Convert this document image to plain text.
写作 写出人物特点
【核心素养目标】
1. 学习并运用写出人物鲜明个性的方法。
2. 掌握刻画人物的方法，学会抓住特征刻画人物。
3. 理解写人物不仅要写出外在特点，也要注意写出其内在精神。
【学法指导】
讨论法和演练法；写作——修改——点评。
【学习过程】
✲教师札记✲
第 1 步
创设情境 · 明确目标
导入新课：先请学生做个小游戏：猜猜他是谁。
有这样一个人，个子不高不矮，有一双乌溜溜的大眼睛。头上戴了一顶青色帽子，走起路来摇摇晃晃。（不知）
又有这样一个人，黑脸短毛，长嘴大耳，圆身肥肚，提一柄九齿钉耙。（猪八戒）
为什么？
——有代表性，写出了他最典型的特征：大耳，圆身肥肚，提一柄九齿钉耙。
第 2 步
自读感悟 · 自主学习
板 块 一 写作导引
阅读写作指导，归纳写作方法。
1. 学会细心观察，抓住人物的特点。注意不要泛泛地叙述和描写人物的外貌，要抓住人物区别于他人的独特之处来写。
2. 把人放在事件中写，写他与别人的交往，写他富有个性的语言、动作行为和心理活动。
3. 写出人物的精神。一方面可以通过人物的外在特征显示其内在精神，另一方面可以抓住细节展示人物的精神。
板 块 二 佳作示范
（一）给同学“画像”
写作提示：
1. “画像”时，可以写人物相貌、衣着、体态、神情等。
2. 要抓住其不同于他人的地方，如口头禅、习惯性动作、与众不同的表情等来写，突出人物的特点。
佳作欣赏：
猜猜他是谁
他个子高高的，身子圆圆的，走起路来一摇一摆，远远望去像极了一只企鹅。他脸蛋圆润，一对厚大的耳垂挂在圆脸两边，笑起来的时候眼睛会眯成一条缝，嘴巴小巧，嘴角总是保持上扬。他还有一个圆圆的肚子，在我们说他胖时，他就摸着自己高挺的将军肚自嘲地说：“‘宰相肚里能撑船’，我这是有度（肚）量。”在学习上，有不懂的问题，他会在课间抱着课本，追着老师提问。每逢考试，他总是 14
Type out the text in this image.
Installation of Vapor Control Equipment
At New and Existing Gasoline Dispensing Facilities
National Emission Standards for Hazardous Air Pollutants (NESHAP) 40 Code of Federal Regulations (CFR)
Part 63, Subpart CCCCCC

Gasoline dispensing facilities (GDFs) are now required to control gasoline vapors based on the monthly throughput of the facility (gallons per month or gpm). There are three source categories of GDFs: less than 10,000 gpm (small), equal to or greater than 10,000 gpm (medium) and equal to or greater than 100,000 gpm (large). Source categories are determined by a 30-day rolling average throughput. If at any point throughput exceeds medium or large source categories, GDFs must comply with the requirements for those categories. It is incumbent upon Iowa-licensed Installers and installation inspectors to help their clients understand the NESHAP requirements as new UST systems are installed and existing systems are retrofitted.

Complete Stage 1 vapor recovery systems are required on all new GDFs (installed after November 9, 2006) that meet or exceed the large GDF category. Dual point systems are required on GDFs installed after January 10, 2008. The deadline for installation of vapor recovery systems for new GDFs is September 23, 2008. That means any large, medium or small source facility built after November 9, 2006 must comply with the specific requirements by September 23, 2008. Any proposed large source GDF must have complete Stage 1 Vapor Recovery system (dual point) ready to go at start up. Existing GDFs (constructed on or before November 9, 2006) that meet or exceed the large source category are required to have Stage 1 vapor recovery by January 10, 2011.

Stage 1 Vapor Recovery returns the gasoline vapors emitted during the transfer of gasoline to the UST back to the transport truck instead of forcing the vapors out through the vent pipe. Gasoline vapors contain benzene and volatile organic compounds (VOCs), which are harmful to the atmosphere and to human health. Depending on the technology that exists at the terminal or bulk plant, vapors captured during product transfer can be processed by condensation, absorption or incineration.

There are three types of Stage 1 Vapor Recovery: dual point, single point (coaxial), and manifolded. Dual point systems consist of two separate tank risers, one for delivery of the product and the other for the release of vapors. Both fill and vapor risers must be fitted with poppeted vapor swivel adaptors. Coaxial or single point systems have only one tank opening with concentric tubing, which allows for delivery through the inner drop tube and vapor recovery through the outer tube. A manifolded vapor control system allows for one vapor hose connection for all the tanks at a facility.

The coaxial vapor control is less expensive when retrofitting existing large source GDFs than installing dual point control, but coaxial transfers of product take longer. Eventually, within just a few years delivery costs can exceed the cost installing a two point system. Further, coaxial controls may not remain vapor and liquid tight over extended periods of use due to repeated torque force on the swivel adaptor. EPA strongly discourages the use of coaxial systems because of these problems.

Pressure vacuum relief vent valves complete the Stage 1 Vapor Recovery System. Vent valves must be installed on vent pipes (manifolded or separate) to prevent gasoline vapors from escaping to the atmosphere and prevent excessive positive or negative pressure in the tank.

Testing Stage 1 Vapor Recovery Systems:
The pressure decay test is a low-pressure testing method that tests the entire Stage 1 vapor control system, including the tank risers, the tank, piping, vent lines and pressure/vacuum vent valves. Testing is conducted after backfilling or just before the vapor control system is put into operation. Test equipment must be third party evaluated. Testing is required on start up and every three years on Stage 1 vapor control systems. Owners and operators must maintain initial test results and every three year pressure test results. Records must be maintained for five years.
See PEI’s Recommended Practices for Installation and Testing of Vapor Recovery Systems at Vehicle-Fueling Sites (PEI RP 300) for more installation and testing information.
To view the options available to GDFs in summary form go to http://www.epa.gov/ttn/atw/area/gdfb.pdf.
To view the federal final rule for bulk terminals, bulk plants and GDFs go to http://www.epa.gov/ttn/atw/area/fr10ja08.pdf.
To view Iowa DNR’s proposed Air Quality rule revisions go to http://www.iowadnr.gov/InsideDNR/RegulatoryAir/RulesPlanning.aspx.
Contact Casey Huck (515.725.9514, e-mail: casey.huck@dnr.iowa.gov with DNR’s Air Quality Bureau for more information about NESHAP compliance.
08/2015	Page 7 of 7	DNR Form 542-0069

▸ **GIVEN PROBLEM**
Identify all lines in the records above with the word "提一柄九齿钉耙".

▸ **RESULT OF THE EXERCISE**
又有这样一个人，黑脸短毛，长嘴大耳，圆身肥肚，提一柄九齿钉耙。（猪八戒）
——有代表性，写出了他最典型的特征：大耳，圆身肥肚，提一柄九齿钉耙。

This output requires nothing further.